-- BEGIN ENTRIES --

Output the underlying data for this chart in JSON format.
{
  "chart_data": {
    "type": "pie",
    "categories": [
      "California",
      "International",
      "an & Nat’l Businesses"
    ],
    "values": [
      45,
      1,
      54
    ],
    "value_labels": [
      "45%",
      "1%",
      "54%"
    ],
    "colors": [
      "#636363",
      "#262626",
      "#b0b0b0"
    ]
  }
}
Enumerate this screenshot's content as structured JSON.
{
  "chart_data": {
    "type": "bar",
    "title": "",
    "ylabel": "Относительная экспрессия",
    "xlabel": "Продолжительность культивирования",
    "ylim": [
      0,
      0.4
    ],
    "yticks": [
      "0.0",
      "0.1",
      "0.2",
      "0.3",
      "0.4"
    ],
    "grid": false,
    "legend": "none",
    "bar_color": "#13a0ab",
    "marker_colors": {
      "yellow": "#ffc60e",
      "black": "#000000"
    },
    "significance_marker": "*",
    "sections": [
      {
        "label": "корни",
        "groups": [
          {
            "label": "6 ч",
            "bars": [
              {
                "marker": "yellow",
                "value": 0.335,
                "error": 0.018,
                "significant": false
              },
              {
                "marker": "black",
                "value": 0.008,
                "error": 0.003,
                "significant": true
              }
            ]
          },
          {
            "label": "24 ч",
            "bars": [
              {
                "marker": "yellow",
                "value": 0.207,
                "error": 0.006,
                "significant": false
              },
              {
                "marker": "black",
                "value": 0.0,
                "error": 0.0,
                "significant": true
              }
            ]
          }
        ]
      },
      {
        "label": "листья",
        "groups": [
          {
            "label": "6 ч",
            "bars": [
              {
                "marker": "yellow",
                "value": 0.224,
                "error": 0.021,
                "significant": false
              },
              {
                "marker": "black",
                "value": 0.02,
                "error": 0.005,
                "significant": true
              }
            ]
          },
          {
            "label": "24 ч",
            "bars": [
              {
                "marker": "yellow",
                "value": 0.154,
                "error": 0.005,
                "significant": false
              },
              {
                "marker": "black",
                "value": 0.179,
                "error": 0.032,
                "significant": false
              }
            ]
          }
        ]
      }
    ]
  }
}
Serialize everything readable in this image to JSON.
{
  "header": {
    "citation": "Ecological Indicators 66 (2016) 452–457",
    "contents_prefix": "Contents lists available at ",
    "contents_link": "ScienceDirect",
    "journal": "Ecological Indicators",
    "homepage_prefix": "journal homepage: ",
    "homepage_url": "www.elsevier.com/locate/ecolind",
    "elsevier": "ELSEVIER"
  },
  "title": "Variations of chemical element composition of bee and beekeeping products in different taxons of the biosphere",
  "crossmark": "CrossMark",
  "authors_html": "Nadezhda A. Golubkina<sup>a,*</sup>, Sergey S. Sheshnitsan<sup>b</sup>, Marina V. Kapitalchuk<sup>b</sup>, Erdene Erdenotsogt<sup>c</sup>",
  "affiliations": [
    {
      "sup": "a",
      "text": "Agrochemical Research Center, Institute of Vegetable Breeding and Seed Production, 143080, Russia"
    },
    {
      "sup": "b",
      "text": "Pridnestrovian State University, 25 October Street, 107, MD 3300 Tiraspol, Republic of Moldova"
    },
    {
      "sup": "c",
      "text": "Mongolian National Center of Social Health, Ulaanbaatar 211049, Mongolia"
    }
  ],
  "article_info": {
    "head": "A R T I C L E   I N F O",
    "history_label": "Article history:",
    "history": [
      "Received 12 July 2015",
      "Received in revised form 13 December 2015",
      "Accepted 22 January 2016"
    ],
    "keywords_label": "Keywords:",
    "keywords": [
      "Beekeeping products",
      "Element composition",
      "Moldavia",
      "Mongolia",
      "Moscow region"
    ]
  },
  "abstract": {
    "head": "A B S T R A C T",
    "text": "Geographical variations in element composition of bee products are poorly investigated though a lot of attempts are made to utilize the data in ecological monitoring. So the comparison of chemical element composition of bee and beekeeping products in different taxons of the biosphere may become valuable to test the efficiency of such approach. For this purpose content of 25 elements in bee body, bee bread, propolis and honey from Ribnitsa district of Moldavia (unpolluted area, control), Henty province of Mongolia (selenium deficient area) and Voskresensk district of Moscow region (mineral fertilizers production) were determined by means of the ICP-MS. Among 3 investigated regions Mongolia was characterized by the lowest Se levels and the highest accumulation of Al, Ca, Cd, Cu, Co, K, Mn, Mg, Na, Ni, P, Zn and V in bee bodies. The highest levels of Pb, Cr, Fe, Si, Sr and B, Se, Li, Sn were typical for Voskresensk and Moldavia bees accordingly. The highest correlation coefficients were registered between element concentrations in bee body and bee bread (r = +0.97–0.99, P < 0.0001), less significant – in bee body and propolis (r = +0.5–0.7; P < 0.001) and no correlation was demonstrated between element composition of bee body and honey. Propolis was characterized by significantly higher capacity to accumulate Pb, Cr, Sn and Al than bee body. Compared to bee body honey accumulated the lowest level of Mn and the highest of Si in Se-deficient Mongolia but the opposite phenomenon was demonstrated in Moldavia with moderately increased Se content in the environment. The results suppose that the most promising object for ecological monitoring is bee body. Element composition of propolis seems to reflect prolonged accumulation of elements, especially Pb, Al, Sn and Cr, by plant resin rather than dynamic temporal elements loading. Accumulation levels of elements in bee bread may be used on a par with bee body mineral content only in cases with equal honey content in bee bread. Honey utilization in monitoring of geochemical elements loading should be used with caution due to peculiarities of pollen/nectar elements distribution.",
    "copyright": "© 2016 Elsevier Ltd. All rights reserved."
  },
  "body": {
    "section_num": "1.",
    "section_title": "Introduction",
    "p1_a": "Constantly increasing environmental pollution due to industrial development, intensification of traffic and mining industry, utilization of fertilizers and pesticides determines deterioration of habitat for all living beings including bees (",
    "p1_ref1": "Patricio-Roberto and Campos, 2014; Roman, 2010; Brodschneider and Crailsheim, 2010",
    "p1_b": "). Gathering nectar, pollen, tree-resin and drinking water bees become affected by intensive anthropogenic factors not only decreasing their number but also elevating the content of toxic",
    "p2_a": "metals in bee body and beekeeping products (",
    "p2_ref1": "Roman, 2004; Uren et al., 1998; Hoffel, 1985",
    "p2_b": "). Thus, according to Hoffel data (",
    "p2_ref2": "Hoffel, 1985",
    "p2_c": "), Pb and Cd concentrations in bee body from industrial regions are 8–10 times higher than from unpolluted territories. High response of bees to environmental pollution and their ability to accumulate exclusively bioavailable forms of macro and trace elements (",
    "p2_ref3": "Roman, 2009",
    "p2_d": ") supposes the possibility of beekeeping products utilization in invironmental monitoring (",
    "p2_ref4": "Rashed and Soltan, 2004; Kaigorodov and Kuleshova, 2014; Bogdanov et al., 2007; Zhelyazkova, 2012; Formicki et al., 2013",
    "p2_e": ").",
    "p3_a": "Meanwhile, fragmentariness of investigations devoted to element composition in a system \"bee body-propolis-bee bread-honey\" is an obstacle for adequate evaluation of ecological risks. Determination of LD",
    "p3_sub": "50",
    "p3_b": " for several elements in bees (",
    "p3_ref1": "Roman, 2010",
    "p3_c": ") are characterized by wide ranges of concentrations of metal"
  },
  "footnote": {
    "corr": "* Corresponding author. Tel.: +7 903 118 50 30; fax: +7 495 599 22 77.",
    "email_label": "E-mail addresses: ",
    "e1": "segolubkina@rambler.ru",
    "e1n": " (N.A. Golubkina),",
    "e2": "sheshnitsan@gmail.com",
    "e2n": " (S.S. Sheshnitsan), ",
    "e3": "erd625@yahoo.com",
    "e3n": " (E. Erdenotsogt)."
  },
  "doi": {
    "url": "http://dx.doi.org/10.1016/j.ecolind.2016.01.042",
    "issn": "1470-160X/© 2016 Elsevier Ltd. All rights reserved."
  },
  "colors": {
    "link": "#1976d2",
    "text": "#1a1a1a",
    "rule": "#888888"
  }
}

-- END ENTRIES --

■ REQUIREMENT ■
Check each line of the records for the word "error" and extract those that contain it.

■ EXERCISE RESULT ■
                "error": 0.018,
                "error": 0.003,
                "error": 0.006,
                "error": 0.0,
                "error": 0.021,
                "error": 0.005,
                "error": 0.005,
                "error": 0.032,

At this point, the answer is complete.